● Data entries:
_ _ _
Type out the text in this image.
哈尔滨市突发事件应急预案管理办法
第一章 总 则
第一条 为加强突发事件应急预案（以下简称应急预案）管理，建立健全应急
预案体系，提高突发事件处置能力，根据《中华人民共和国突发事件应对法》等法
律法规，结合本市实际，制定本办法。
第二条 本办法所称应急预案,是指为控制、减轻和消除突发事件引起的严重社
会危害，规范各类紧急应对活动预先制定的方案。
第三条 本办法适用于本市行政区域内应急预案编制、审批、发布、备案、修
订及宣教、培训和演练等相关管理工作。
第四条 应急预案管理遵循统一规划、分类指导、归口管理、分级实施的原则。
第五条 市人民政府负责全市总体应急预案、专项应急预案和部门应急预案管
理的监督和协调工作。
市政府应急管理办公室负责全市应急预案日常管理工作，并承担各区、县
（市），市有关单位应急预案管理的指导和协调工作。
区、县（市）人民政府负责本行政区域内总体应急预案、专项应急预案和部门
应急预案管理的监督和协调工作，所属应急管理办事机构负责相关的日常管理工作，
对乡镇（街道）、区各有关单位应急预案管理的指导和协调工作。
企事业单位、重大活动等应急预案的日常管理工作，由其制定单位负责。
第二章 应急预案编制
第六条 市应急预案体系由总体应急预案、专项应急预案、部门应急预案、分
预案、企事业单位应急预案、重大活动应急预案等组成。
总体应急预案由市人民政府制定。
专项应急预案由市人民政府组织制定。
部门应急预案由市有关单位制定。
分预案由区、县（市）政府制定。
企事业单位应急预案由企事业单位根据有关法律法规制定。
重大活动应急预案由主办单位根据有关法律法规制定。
_ _ _
● Exercise brief: In full and verbatim, repeat the records given above.

● Written response:
Type out the text in this image.
哈尔滨市突发事件应急预案管理办法
第一章 总 则
第一条 为加强突发事件应急预案（以下简称应急预案）管理，建立健全应急
预案体系，提高突发事件处置能力，根据《中华人民共和国突发事件应对法》等法
律法规，结合本市实际，制定本办法。
第二条 本办法所称应急预案,是指为控制、减轻和消除突发事件引起的严重社
会危害，规范各类紧急应对活动预先制定的方案。
第三条 本办法适用于本市行政区域内应急预案编制、审批、发布、备案、修
订及宣教、培训和演练等相关管理工作。
第四条 应急预案管理遵循统一规划、分类指导、归口管理、分级实施的原则。
第五条 市人民政府负责全市总体应急预案、专项应急预案和部门应急预案管
理的监督和协调工作。
市政府应急管理办公室负责全市应急预案日常管理工作，并承担各区、县
（市），市有关单位应急预案管理的指导和协调工作。
区、县（市）人民政府负责本行政区域内总体应急预案、专项应急预案和部门
应急预案管理的监督和协调工作，所属应急管理办事机构负责相关的日常管理工作，
对乡镇（街道）、区各有关单位应急预案管理的指导和协调工作。
企事业单位、重大活动等应急预案的日常管理工作，由其制定单位负责。
第二章 应急预案编制
第六条 市应急预案体系由总体应急预案、专项应急预案、部门应急预案、分
预案、企事业单位应急预案、重大活动应急预案等组成。
总体应急预案由市人民政府制定。
专项应急预案由市人民政府组织制定。
部门应急预案由市有关单位制定。
分预案由区、县（市）政府制定。
企事业单位应急预案由企事业单位根据有关法律法规制定。
重大活动应急预案由主办单位根据有关法律法规制定。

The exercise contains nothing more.